- _TASK GOAL_
Exactly reproduce the entries, dropping any pictures from your copy.

[Dataset entries]
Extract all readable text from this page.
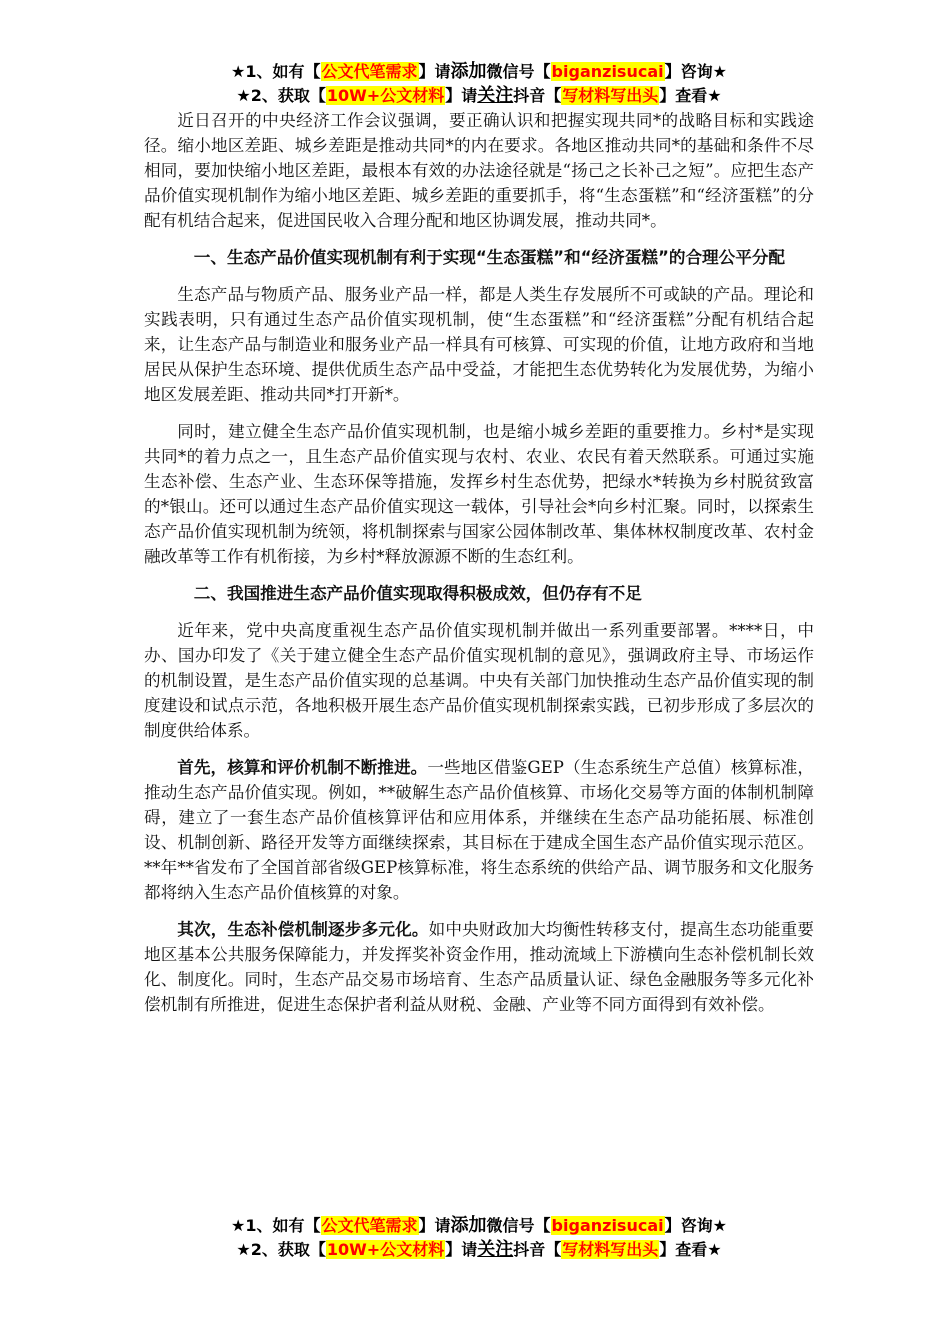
★1、如有【公文代笔需求】请添加微信号【biganzisucai】咨询★
★2、获取【10W+公文材料】请关注抖音【写材料写出头】查看★

近日召开的中央经济工作会议强调，要正确认识和把握实现共同*的战略目标和实践途径。缩小地区差距、城乡差距是推动共同*的内在要求。各地区推动共同*的基础和条件不尽相同，要加快缩小地区差距，最根本有效的办法途径就是“扬己之长补己之短”。应把生态产品价值实现机制作为缩小地区差距、城乡差距的重要抓手，将“生态蛋糕”和“经济蛋糕”的分配有机结合起来，促进国民收入合理分配和地区协调发展，推动共同*。

一、生态产品价值实现机制有利于实现“生态蛋糕”和“经济蛋糕”的合理公平分配

生态产品与物质产品、服务业产品一样，都是人类生存发展所不可或缺的产品。理论和实践表明，只有通过生态产品价值实现机制，使“生态蛋糕”和“经济蛋糕”分配有机结合起来，让生态产品与制造业和服务业产品一样具有可核算、可实现的价值，让地方政府和当地居民从保护生态环境、提供优质生态产品中受益，才能把生态优势转化为发展优势，为缩小地区发展差距、推动共同*打开新*。

同时，建立健全生态产品价值实现机制，也是缩小城乡差距的重要推力。乡村*是实现共同*的着力点之一，且生态产品价值实现与农村、农业、农民有着天然联系。可通过实施生态补偿、生态产业、生态环保等措施，发挥乡村生态优势，把绿水*转换为乡村脱贫致富的*银山。还可以通过生态产品价值实现这一载体，引导社会*向乡村汇聚。同时，以探索生态产品价值实现机制为统领，将机制探索与国家公园体制改革、集体林权制度改革、农村金融改革等工作有机衔接，为乡村*释放源源不断的生态红利。

二、我国推进生态产品价值实现取得积极成效，但仍存有不足

近年来，党中央高度重视生态产品价值实现机制并做出一系列重要部署。****日，中办、国办印发了《关于建立健全生态产品价值实现机制的意见》，强调政府主导、市场运作的机制设置，是生态产品价值实现的总基调。中央有关部门加快推动生态产品价值实现的制度建设和试点示范，各地积极开展生态产品价值实现机制探索实践，已初步形成了多层次的制度供给体系。

首先，核算和评价机制不断推进。一些地区借鉴GEP（生态系统生产总值）核算标准，推动生态产品价值实现。例如，**破解生态产品价值核算、市场化交易等方面的体制机制障碍，建立了一套生态产品价值核算评估和应用体系，并继续在生态产品功能拓展、标准创设、机制创新、路径开发等方面继续探索，其目标在于建成全国生态产品价值实现示范区。**年**省发布了全国首部省级GEP核算标准，将生态系统的供给产品、调节服务和文化服务都将纳入生态产品价值核算的对象。

其次，生态补偿机制逐步多元化。如中央财政加大均衡性转移支付，提高生态功能重要地区基本公共服务保障能力，并发挥奖补资金作用，推动流域上下游横向生态补偿机制长效化、制度化。同时，生态产品交易市场培育、生态产品质量认证、绿色金融服务等多元化补偿机制有所推进，促进生态保护者利益从财税、金融、产业等不同方面得到有效补偿。

★1、如有【公文代笔需求】请添加微信号【biganzisucai】咨询★
★2、获取【10W+公文材料】请关注抖音【写材料写出头】查看★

- _RESULT BELOW_
Extract all readable text from this page.
★1、如有【公文代笔需求】请添加微信号【biganzisucai】咨询★
★2、获取【10W+公文材料】请关注抖音【写材料写出头】查看★

近日召开的中央经济工作会议强调，要正确认识和把握实现共同*的战略目标和实践途径。缩小地区差距、城乡差距是推动共同*的内在要求。各地区推动共同*的基础和条件不尽相同，要加快缩小地区差距，最根本有效的办法途径就是“扬己之长补己之短”。应把生态产品价值实现机制作为缩小地区差距、城乡差距的重要抓手，将“生态蛋糕”和“经济蛋糕”的分配有机结合起来，促进国民收入合理分配和地区协调发展，推动共同*。

一、生态产品价值实现机制有利于实现“生态蛋糕”和“经济蛋糕”的合理公平分配

生态产品与物质产品、服务业产品一样，都是人类生存发展所不可或缺的产品。理论和实践表明，只有通过生态产品价值实现机制，使“生态蛋糕”和“经济蛋糕”分配有机结合起来，让生态产品与制造业和服务业产品一样具有可核算、可实现的价值，让地方政府和当地居民从保护生态环境、提供优质生态产品中受益，才能把生态优势转化为发展优势，为缩小地区发展差距、推动共同*打开新*。

同时，建立健全生态产品价值实现机制，也是缩小城乡差距的重要推力。乡村*是实现共同*的着力点之一，且生态产品价值实现与农村、农业、农民有着天然联系。可通过实施生态补偿、生态产业、生态环保等措施，发挥乡村生态优势，把绿水*转换为乡村脱贫致富的*银山。还可以通过生态产品价值实现这一载体，引导社会*向乡村汇聚。同时，以探索生态产品价值实现机制为统领，将机制探索与国家公园体制改革、集体林权制度改革、农村金融改革等工作有机衔接，为乡村*释放源源不断的生态红利。

二、我国推进生态产品价值实现取得积极成效，但仍存有不足

近年来，党中央高度重视生态产品价值实现机制并做出一系列重要部署。****日，中办、国办印发了《关于建立健全生态产品价值实现机制的意见》，强调政府主导、市场运作的机制设置，是生态产品价值实现的总基调。中央有关部门加快推动生态产品价值实现的制度建设和试点示范，各地积极开展生态产品价值实现机制探索实践，已初步形成了多层次的制度供给体系。

首先，核算和评价机制不断推进。一些地区借鉴GEP（生态系统生产总值）核算标准，推动生态产品价值实现。例如，**破解生态产品价值核算、市场化交易等方面的体制机制障碍，建立了一套生态产品价值核算评估和应用体系，并继续在生态产品功能拓展、标准创设、机制创新、路径开发等方面继续探索，其目标在于建成全国生态产品价值实现示范区。**年**省发布了全国首部省级GEP核算标准，将生态系统的供给产品、调节服务和文化服务都将纳入生态产品价值核算的对象。

其次，生态补偿机制逐步多元化。如中央财政加大均衡性转移支付，提高生态功能重要地区基本公共服务保障能力，并发挥奖补资金作用，推动流域上下游横向生态补偿机制长效化、制度化。同时，生态产品交易市场培育、生态产品质量认证、绿色金融服务等多元化补偿机制有所推进，促进生态保护者利益从财税、金融、产业等不同方面得到有效补偿。

★1、如有【公文代笔需求】请添加微信号【biganzisucai】咨询★
★2、获取【10W+公文材料】请关注抖音【写材料写出头】查看★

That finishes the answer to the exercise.